## Given request:
Please give the count of lines holding the string "Российской" and nothing besides.

[Records about charts and figures]
--

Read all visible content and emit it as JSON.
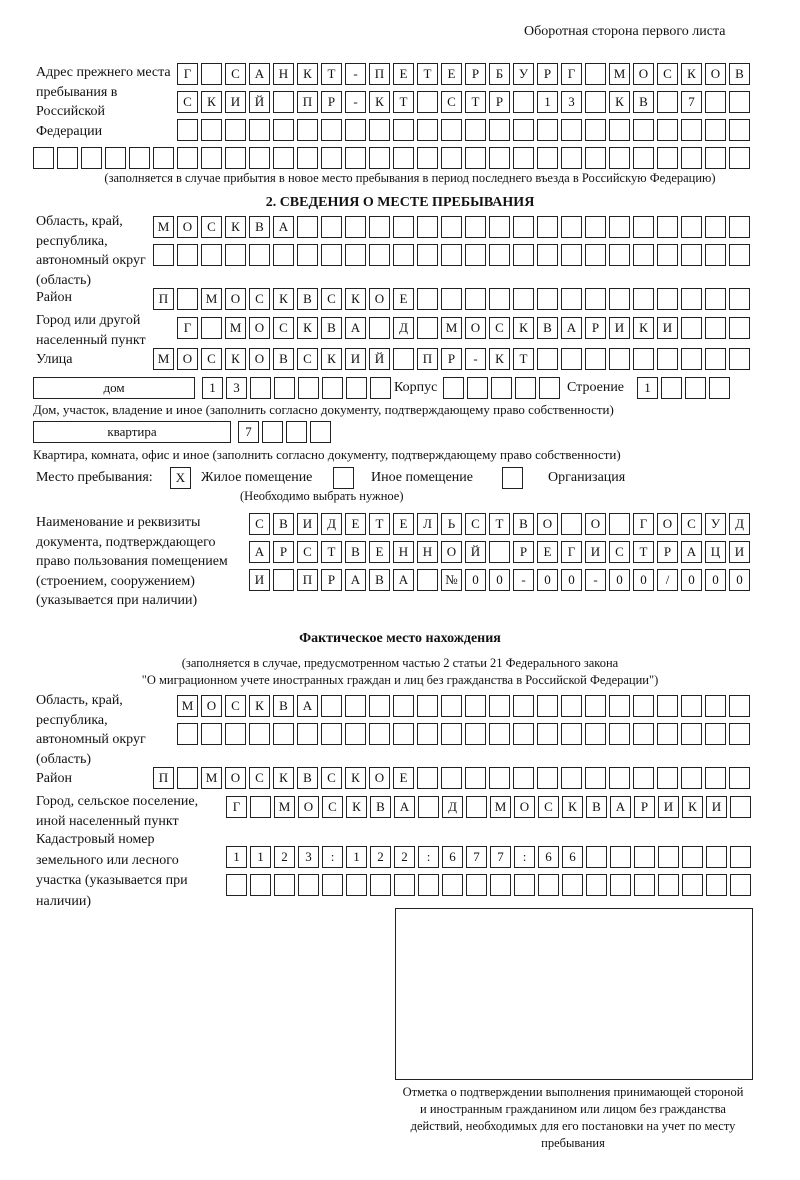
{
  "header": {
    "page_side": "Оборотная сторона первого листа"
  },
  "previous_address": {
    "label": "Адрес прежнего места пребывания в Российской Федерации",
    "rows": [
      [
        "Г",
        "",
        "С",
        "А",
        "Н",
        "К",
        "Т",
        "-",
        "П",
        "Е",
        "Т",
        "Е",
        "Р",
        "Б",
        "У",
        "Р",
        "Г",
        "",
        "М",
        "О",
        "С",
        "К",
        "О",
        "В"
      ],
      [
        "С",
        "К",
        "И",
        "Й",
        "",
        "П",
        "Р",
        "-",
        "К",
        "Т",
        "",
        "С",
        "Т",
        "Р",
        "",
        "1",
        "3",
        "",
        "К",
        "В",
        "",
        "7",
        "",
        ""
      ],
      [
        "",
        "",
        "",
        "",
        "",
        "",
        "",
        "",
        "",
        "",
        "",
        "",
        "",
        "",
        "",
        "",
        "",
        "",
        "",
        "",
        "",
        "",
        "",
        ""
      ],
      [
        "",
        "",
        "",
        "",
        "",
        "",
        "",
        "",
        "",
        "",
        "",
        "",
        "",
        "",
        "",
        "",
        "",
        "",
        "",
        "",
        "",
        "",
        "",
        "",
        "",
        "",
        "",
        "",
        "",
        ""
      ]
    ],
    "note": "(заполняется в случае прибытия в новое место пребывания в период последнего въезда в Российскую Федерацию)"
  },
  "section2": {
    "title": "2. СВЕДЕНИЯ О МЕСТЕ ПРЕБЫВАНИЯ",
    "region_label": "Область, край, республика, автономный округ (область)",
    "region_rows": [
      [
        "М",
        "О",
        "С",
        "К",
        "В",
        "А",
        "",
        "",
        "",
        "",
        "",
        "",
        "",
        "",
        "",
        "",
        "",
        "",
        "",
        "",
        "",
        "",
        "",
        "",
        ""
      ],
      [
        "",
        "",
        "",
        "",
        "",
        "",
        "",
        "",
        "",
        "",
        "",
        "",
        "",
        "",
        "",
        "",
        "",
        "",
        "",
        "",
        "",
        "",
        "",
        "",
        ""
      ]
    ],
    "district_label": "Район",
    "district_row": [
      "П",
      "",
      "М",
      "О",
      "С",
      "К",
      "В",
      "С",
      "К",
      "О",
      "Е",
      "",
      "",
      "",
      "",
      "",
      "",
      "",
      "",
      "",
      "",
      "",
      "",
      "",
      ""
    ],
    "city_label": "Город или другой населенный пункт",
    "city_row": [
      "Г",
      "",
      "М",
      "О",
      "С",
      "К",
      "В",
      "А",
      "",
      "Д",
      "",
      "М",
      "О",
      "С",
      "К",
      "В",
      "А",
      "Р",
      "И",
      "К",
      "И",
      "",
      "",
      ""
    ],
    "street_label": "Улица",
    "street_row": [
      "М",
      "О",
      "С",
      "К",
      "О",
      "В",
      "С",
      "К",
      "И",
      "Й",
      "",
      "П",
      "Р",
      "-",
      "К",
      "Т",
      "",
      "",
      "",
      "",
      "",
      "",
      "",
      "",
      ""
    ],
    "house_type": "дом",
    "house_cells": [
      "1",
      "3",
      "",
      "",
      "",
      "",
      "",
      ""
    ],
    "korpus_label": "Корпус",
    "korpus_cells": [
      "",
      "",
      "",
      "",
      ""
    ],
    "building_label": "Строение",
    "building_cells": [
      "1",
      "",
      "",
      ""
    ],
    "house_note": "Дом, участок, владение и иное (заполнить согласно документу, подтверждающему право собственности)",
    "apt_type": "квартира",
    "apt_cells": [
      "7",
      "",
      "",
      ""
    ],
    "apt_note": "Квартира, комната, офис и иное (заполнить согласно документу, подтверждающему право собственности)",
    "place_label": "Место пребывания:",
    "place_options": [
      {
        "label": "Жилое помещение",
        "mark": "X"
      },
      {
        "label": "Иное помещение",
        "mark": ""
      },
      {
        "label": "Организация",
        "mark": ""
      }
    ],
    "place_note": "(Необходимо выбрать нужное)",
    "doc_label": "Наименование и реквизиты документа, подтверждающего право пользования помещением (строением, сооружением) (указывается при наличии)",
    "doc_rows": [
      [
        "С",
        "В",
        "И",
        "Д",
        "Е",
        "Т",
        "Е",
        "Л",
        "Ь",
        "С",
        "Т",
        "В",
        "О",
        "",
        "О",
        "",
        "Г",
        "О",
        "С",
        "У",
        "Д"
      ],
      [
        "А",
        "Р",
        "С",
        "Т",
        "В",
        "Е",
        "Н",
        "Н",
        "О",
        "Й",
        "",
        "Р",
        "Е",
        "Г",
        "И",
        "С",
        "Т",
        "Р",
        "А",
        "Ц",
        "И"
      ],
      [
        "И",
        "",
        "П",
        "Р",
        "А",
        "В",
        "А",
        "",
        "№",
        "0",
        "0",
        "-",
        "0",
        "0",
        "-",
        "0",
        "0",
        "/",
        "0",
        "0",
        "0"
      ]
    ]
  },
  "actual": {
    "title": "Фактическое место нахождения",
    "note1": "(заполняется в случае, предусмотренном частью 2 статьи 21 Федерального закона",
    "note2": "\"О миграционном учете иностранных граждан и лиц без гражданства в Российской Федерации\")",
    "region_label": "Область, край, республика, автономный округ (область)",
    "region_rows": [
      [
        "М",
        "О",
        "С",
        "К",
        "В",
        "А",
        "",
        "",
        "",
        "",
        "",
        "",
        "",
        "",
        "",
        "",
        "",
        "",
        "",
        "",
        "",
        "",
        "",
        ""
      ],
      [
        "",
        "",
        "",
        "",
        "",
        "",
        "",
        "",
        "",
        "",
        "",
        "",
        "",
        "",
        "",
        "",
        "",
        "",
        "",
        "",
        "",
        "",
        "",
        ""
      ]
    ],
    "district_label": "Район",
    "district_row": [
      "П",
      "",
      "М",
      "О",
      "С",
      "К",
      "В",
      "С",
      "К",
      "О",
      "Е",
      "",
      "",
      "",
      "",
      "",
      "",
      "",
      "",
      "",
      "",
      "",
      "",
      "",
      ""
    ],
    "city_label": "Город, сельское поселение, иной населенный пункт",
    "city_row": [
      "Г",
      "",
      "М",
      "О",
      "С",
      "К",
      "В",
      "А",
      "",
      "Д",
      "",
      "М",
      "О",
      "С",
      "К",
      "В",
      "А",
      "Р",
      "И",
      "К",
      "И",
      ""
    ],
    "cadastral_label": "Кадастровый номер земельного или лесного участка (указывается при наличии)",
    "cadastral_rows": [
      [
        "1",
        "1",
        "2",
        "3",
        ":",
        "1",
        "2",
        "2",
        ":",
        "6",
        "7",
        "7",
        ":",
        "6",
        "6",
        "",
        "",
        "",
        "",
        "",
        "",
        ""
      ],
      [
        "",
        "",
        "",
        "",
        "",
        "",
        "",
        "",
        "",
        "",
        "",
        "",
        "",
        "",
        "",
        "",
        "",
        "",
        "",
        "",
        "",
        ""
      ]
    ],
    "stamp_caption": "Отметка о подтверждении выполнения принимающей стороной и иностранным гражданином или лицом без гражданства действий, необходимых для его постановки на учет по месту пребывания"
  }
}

--

## Response to this task:
2